Goal
Repeat the material verbatim. Images are excluded from the copy.

+++ Records shown

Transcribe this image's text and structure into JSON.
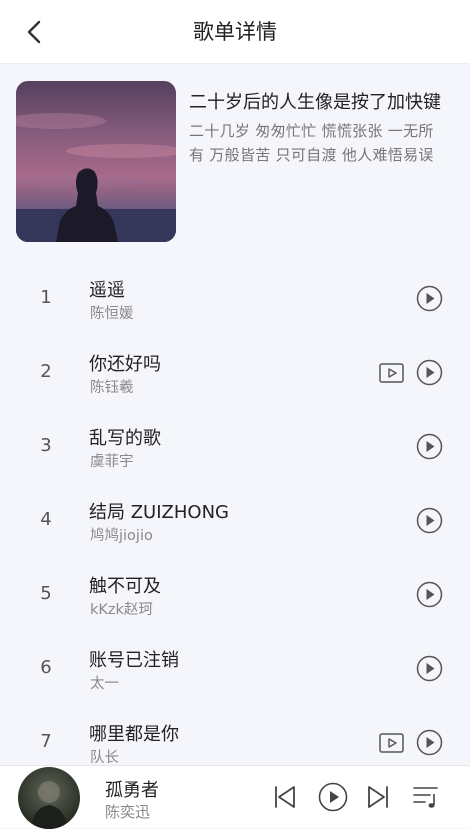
{
  "header": {
    "title": "歌单详情"
  },
  "playlist": {
    "name": "二十岁后的人生像是按了加快键",
    "description_lines": [
      "二十几岁 匆匆忙忙 慌慌张张 一无所",
      "有 万般皆苦 只可自渡 他人难悟易误"
    ]
  },
  "tracks": [
    {
      "num": "1",
      "name": "遥遥",
      "artist": "陈恒媛",
      "has_mv": false
    },
    {
      "num": "2",
      "name": "你还好吗",
      "artist": "陈钰羲",
      "has_mv": true
    },
    {
      "num": "3",
      "name": "乱写的歌",
      "artist": "虞菲宇",
      "has_mv": false
    },
    {
      "num": "4",
      "name": "结局 ZUIZHONG",
      "artist": "鸠鸠jiojio",
      "has_mv": false
    },
    {
      "num": "5",
      "name": "触不可及",
      "artist": "kKzk赵珂",
      "has_mv": false
    },
    {
      "num": "6",
      "name": "账号已注销",
      "artist": "太一",
      "has_mv": false
    },
    {
      "num": "7",
      "name": "哪里都是你",
      "artist": "队长",
      "has_mv": true
    }
  ],
  "player": {
    "song": "孤勇者",
    "artist": "陈奕迅"
  }
}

++++++

Task solution
Transcribe this image's text and structure into JSON.
{
  "header": {
    "title": "歌单详情"
  },
  "playlist": {
    "name": "二十岁后的人生像是按了加快键",
    "description_lines": [
      "二十几岁 匆匆忙忙 慌慌张张 一无所",
      "有 万般皆苦 只可自渡 他人难悟易误"
    ]
  },
  "tracks": [
    {
      "num": "1",
      "name": "遥遥",
      "artist": "陈恒媛",
      "has_mv": false
    },
    {
      "num": "2",
      "name": "你还好吗",
      "artist": "陈钰羲",
      "has_mv": true
    },
    {
      "num": "3",
      "name": "乱写的歌",
      "artist": "虞菲宇",
      "has_mv": false
    },
    {
      "num": "4",
      "name": "结局 ZUIZHONG",
      "artist": "鸠鸠jiojio",
      "has_mv": false
    },
    {
      "num": "5",
      "name": "触不可及",
      "artist": "kKzk赵珂",
      "has_mv": false
    },
    {
      "num": "6",
      "name": "账号已注销",
      "artist": "太一",
      "has_mv": false
    },
    {
      "num": "7",
      "name": "哪里都是你",
      "artist": "队长",
      "has_mv": true
    }
  ],
  "player": {
    "song": "孤勇者",
    "artist": "陈奕迅"
  }
}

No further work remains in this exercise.